**Excerpted records**

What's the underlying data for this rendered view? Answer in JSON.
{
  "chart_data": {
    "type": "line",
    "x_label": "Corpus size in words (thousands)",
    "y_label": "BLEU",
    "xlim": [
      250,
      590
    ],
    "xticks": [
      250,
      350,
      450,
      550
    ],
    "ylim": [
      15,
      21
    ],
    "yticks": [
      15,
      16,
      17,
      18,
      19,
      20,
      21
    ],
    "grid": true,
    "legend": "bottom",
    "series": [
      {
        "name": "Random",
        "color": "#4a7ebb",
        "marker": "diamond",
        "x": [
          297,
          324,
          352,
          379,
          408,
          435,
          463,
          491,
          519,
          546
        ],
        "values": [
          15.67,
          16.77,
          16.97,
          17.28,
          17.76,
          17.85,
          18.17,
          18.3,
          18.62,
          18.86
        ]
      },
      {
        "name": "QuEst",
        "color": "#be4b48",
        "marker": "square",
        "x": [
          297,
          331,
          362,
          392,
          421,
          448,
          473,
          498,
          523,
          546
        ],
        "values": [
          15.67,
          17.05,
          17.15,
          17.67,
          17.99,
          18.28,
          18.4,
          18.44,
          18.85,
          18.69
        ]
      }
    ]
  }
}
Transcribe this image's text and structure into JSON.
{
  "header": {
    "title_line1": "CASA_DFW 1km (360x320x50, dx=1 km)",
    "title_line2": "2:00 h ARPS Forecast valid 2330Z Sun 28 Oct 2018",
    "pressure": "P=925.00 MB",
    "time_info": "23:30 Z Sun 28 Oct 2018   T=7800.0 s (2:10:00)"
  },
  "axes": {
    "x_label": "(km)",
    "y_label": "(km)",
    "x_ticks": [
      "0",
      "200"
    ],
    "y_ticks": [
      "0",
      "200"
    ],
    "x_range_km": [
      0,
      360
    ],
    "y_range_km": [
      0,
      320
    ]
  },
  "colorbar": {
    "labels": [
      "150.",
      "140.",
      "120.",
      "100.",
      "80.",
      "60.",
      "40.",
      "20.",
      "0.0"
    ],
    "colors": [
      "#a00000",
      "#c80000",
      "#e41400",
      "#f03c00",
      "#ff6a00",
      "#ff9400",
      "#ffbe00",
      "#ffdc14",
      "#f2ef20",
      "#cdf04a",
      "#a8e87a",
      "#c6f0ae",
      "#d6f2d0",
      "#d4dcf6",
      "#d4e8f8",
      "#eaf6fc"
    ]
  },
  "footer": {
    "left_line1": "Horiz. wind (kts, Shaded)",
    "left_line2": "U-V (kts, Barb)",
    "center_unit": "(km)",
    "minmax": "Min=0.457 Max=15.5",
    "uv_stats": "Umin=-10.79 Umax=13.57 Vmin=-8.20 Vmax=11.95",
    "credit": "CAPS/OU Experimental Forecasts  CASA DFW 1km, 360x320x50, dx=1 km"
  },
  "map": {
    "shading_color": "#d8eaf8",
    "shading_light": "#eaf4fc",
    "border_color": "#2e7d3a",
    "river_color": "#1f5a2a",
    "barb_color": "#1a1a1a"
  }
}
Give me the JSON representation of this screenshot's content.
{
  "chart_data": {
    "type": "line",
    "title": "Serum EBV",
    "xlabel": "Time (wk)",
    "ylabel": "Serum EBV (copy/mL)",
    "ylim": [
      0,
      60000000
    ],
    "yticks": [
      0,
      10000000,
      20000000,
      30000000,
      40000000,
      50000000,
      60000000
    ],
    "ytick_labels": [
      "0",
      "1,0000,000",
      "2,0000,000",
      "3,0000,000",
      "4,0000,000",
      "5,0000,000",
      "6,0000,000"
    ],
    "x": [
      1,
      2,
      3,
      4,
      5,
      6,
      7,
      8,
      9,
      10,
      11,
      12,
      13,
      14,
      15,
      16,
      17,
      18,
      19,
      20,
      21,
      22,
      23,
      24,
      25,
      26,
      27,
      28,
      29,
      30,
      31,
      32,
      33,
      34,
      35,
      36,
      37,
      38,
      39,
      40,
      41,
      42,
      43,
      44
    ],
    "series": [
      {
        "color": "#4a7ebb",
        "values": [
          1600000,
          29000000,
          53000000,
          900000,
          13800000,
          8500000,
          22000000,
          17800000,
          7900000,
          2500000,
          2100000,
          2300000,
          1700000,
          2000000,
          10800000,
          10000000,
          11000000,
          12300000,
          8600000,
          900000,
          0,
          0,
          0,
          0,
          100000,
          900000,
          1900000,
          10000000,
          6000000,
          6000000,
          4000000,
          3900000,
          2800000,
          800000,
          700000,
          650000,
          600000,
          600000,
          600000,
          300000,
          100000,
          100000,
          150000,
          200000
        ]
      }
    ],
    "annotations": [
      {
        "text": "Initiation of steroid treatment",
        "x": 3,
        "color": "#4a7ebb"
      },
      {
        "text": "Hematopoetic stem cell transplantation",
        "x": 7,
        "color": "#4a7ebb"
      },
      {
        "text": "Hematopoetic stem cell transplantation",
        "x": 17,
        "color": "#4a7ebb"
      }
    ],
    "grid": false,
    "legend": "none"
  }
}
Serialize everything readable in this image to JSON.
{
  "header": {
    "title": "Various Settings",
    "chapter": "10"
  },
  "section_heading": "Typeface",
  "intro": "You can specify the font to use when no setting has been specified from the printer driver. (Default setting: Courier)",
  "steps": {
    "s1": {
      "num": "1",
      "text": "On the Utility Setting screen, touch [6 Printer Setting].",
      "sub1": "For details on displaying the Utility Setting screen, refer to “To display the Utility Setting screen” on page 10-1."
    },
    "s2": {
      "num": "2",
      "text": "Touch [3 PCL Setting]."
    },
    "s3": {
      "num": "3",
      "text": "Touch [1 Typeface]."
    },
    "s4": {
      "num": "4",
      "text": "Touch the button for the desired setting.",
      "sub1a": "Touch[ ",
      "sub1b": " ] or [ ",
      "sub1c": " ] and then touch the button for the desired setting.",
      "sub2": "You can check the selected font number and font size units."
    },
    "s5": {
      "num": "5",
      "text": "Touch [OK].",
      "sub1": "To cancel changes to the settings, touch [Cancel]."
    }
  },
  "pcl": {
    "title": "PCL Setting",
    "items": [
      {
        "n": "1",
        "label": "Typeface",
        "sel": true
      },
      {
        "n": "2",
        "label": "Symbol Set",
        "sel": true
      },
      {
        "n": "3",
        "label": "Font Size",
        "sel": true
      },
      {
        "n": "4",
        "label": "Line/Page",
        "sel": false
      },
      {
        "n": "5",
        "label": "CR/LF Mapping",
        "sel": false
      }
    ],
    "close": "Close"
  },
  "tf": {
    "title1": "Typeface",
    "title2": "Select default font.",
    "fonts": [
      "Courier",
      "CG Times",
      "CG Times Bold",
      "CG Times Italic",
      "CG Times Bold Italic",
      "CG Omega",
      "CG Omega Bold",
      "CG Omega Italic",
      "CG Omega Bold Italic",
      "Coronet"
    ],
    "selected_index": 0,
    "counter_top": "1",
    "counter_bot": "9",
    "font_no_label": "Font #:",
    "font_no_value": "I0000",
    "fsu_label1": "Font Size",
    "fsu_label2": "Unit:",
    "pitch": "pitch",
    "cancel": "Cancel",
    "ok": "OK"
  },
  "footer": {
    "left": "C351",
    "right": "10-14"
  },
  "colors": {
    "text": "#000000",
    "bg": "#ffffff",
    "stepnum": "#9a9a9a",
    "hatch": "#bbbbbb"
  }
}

**What you have to do**
Return the material exactly as it stands.

**Written reply**
What's the underlying data for this rendered view? Answer in JSON.
{
  "chart_data": {
    "type": "line",
    "x_label": "Corpus size in words (thousands)",
    "y_label": "BLEU",
    "xlim": [
      250,
      590
    ],
    "xticks": [
      250,
      350,
      450,
      550
    ],
    "ylim": [
      15,
      21
    ],
    "yticks": [
      15,
      16,
      17,
      18,
      19,
      20,
      21
    ],
    "grid": true,
    "legend": "bottom",
    "series": [
      {
        "name": "Random",
        "color": "#4a7ebb",
        "marker": "diamond",
        "x": [
          297,
          324,
          352,
          379,
          408,
          435,
          463,
          491,
          519,
          546
        ],
        "values": [
          15.67,
          16.77,
          16.97,
          17.28,
          17.76,
          17.85,
          18.17,
          18.3,
          18.62,
          18.86
        ]
      },
      {
        "name": "QuEst",
        "color": "#be4b48",
        "marker": "square",
        "x": [
          297,
          331,
          362,
          392,
          421,
          448,
          473,
          498,
          523,
          546
        ],
        "values": [
          15.67,
          17.05,
          17.15,
          17.67,
          17.99,
          18.28,
          18.4,
          18.44,
          18.85,
          18.69
        ]
      }
    ]
  }
}
Transcribe this image's text and structure into JSON.
{
  "header": {
    "title_line1": "CASA_DFW 1km (360x320x50, dx=1 km)",
    "title_line2": "2:00 h ARPS Forecast valid 2330Z Sun 28 Oct 2018",
    "pressure": "P=925.00 MB",
    "time_info": "23:30 Z Sun 28 Oct 2018   T=7800.0 s (2:10:00)"
  },
  "axes": {
    "x_label": "(km)",
    "y_label": "(km)",
    "x_ticks": [
      "0",
      "200"
    ],
    "y_ticks": [
      "0",
      "200"
    ],
    "x_range_km": [
      0,
      360
    ],
    "y_range_km": [
      0,
      320
    ]
  },
  "colorbar": {
    "labels": [
      "150.",
      "140.",
      "120.",
      "100.",
      "80.",
      "60.",
      "40.",
      "20.",
      "0.0"
    ],
    "colors": [
      "#a00000",
      "#c80000",
      "#e41400",
      "#f03c00",
      "#ff6a00",
      "#ff9400",
      "#ffbe00",
      "#ffdc14",
      "#f2ef20",
      "#cdf04a",
      "#a8e87a",
      "#c6f0ae",
      "#d6f2d0",
      "#d4dcf6",
      "#d4e8f8",
      "#eaf6fc"
    ]
  },
  "footer": {
    "left_line1": "Horiz. wind (kts, Shaded)",
    "left_line2": "U-V (kts, Barb)",
    "center_unit": "(km)",
    "minmax": "Min=0.457 Max=15.5",
    "uv_stats": "Umin=-10.79 Umax=13.57 Vmin=-8.20 Vmax=11.95",
    "credit": "CAPS/OU Experimental Forecasts  CASA DFW 1km, 360x320x50, dx=1 km"
  },
  "map": {
    "shading_color": "#d8eaf8",
    "shading_light": "#eaf4fc",
    "border_color": "#2e7d3a",
    "river_color": "#1f5a2a",
    "barb_color": "#1a1a1a"
  }
}
Give me the JSON representation of this screenshot's content.
{
  "chart_data": {
    "type": "line",
    "title": "Serum EBV",
    "xlabel": "Time (wk)",
    "ylabel": "Serum EBV (copy/mL)",
    "ylim": [
      0,
      60000000
    ],
    "yticks": [
      0,
      10000000,
      20000000,
      30000000,
      40000000,
      50000000,
      60000000
    ],
    "ytick_labels": [
      "0",
      "1,0000,000",
      "2,0000,000",
      "3,0000,000",
      "4,0000,000",
      "5,0000,000",
      "6,0000,000"
    ],
    "x": [
      1,
      2,
      3,
      4,
      5,
      6,
      7,
      8,
      9,
      10,
      11,
      12,
      13,
      14,
      15,
      16,
      17,
      18,
      19,
      20,
      21,
      22,
      23,
      24,
      25,
      26,
      27,
      28,
      29,
      30,
      31,
      32,
      33,
      34,
      35,
      36,
      37,
      38,
      39,
      40,
      41,
      42,
      43,
      44
    ],
    "series": [
      {
        "color": "#4a7ebb",
        "values": [
          1600000,
          29000000,
          53000000,
          900000,
          13800000,
          8500000,
          22000000,
          17800000,
          7900000,
          2500000,
          2100000,
          2300000,
          1700000,
          2000000,
          10800000,
          10000000,
          11000000,
          12300000,
          8600000,
          900000,
          0,
          0,
          0,
          0,
          100000,
          900000,
          1900000,
          10000000,
          6000000,
          6000000,
          4000000,
          3900000,
          2800000,
          800000,
          700000,
          650000,
          600000,
          600000,
          600000,
          300000,
          100000,
          100000,
          150000,
          200000
        ]
      }
    ],
    "annotations": [
      {
        "text": "Initiation of steroid treatment",
        "x": 3,
        "color": "#4a7ebb"
      },
      {
        "text": "Hematopoetic stem cell transplantation",
        "x": 7,
        "color": "#4a7ebb"
      },
      {
        "text": "Hematopoetic stem cell transplantation",
        "x": 17,
        "color": "#4a7ebb"
      }
    ],
    "grid": false,
    "legend": "none"
  }
}
Serialize everything readable in this image to JSON.
{
  "header": {
    "title": "Various Settings",
    "chapter": "10"
  },
  "section_heading": "Typeface",
  "intro": "You can specify the font to use when no setting has been specified from the printer driver. (Default setting: Courier)",
  "steps": {
    "s1": {
      "num": "1",
      "text": "On the Utility Setting screen, touch [6 Printer Setting].",
      "sub1": "For details on displaying the Utility Setting screen, refer to “To display the Utility Setting screen” on page 10-1."
    },
    "s2": {
      "num": "2",
      "text": "Touch [3 PCL Setting]."
    },
    "s3": {
      "num": "3",
      "text": "Touch [1 Typeface]."
    },
    "s4": {
      "num": "4",
      "text": "Touch the button for the desired setting.",
      "sub1a": "Touch[ ",
      "sub1b": " ] or [ ",
      "sub1c": " ] and then touch the button for the desired setting.",
      "sub2": "You can check the selected font number and font size units."
    },
    "s5": {
      "num": "5",
      "text": "Touch [OK].",
      "sub1": "To cancel changes to the settings, touch [Cancel]."
    }
  },
  "pcl": {
    "title": "PCL Setting",
    "items": [
      {
        "n": "1",
        "label": "Typeface",
        "sel": true
      },
      {
        "n": "2",
        "label": "Symbol Set",
        "sel": true
      },
      {
        "n": "3",
        "label": "Font Size",
        "sel": true
      },
      {
        "n": "4",
        "label": "Line/Page",
        "sel": false
      },
      {
        "n": "5",
        "label": "CR/LF Mapping",
        "sel": false
      }
    ],
    "close": "Close"
  },
  "tf": {
    "title1": "Typeface",
    "title2": "Select default font.",
    "fonts": [
      "Courier",
      "CG Times",
      "CG Times Bold",
      "CG Times Italic",
      "CG Times Bold Italic",
      "CG Omega",
      "CG Omega Bold",
      "CG Omega Italic",
      "CG Omega Bold Italic",
      "Coronet"
    ],
    "selected_index": 0,
    "counter_top": "1",
    "counter_bot": "9",
    "font_no_label": "Font #:",
    "font_no_value": "I0000",
    "fsu_label1": "Font Size",
    "fsu_label2": "Unit:",
    "pitch": "pitch",
    "cancel": "Cancel",
    "ok": "OK"
  },
  "footer": {
    "left": "C351",
    "right": "10-14"
  },
  "colors": {
    "text": "#000000",
    "bg": "#ffffff",
    "stepnum": "#9a9a9a",
    "hatch": "#bbbbbb"
  }
}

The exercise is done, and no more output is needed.